** Problem statement **
Tally the lines of the listing that contain the string "cuối". Give the number and nothing else.

** Records supplied **
** start **

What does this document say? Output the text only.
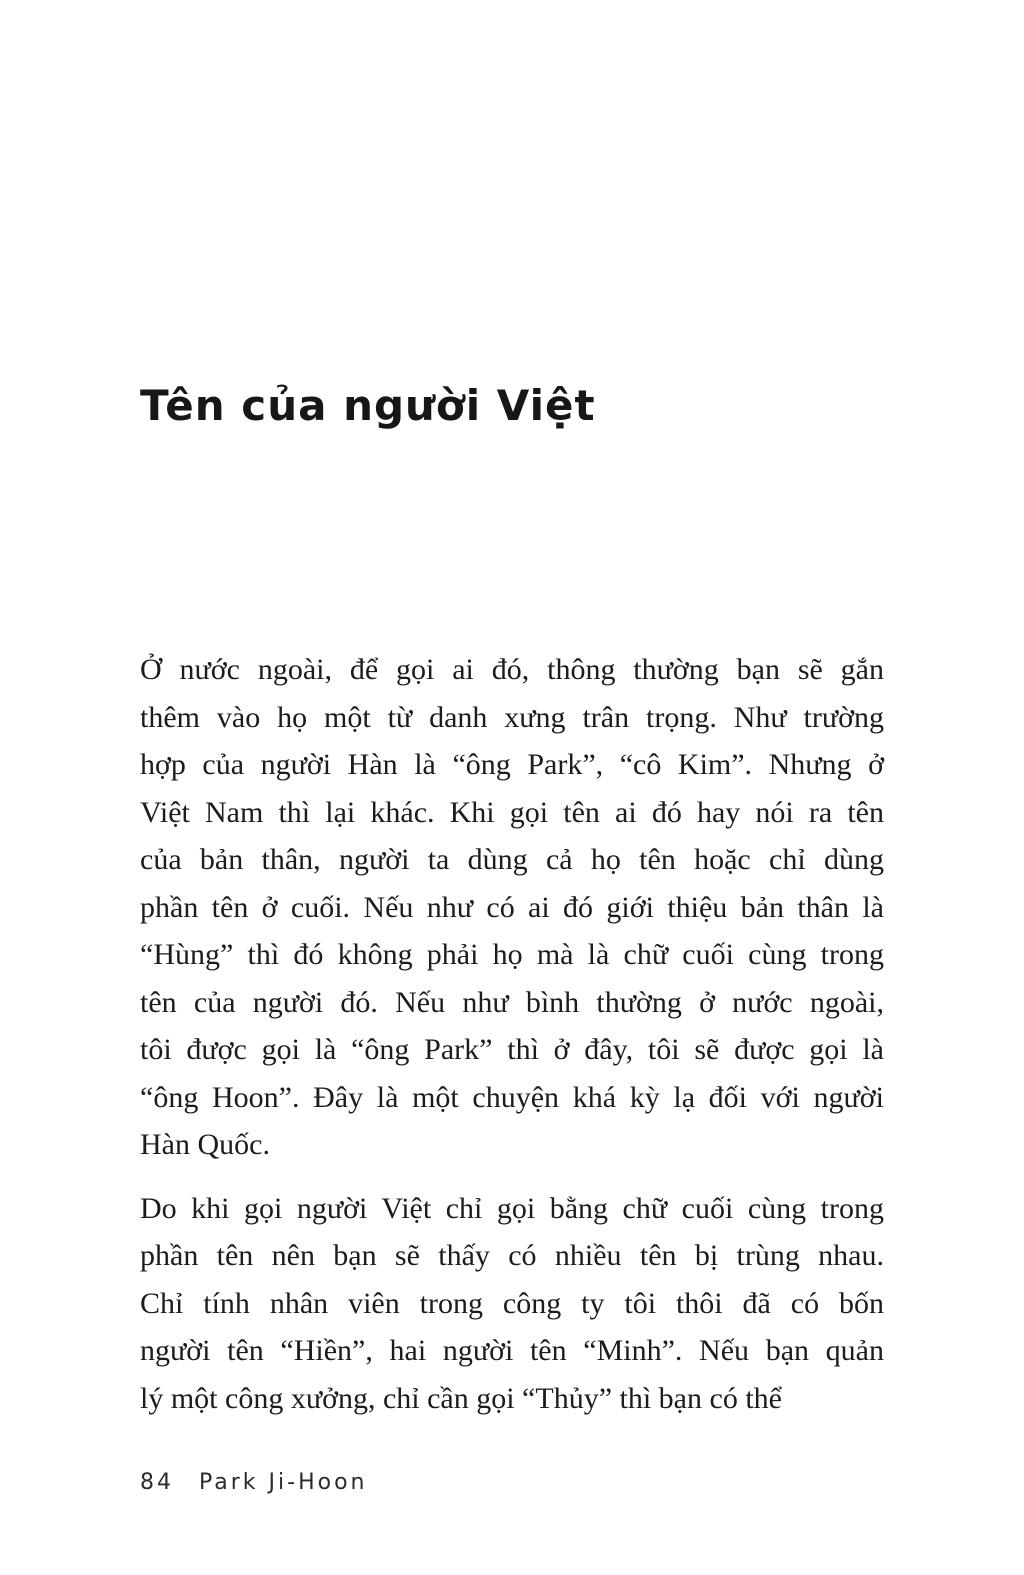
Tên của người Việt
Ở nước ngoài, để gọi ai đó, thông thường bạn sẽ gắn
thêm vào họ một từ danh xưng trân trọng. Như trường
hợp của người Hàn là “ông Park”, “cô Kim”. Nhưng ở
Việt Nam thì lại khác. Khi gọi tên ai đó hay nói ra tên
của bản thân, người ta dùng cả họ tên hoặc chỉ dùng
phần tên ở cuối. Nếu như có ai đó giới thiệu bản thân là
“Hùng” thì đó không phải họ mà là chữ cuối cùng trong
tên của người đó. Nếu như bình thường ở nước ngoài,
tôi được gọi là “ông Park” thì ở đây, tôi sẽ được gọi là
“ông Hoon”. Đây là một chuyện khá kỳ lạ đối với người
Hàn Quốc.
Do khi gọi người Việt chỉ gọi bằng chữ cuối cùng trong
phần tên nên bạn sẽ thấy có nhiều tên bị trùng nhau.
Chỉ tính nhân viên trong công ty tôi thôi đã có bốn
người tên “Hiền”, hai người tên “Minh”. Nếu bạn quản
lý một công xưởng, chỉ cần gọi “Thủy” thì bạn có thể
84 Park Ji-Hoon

** end **
** start **

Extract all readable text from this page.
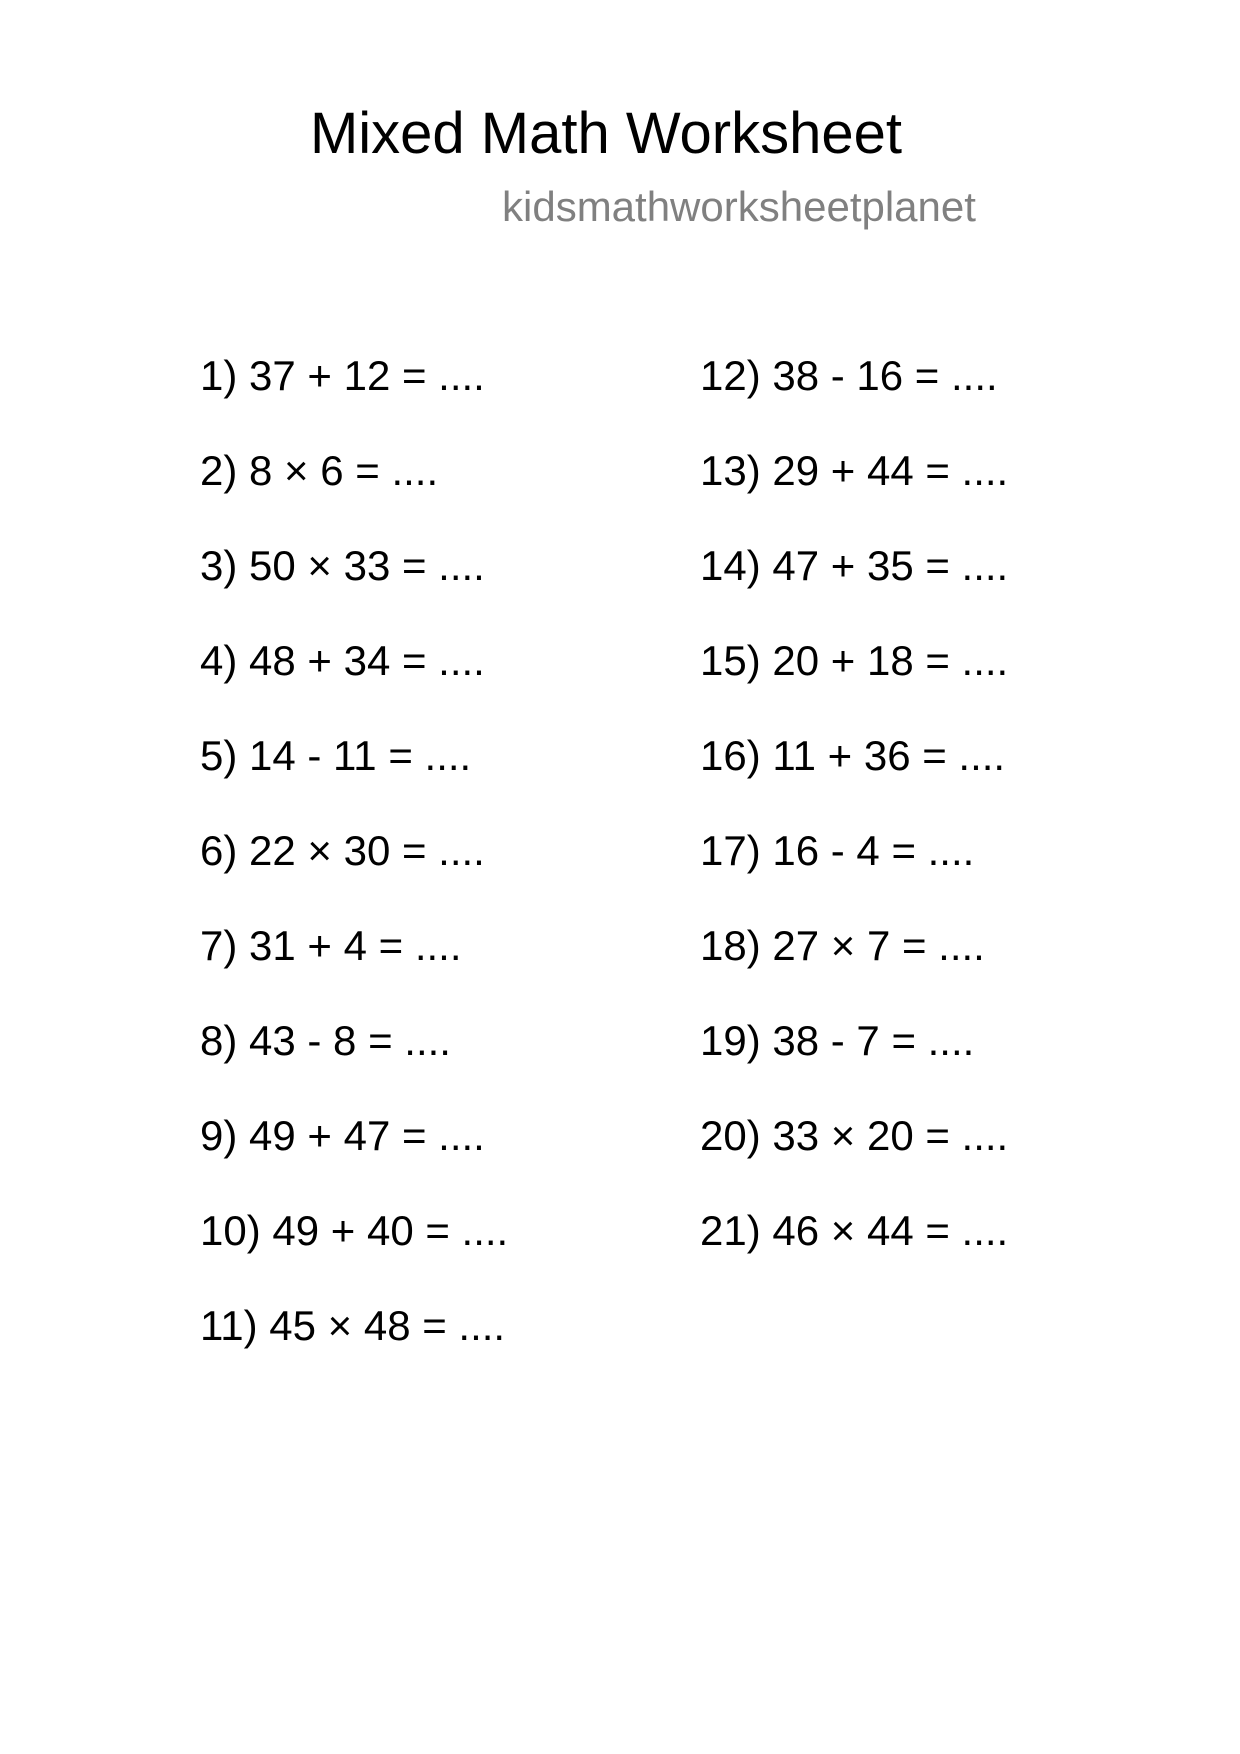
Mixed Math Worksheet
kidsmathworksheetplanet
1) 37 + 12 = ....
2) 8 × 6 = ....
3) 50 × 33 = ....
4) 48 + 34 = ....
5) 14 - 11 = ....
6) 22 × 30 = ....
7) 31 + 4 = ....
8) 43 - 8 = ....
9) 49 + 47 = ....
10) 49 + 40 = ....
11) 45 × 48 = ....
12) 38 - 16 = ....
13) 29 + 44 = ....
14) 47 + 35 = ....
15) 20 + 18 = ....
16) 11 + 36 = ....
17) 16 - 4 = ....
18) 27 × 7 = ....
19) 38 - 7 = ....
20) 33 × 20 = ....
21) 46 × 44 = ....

** end **

** Exercise solution **
3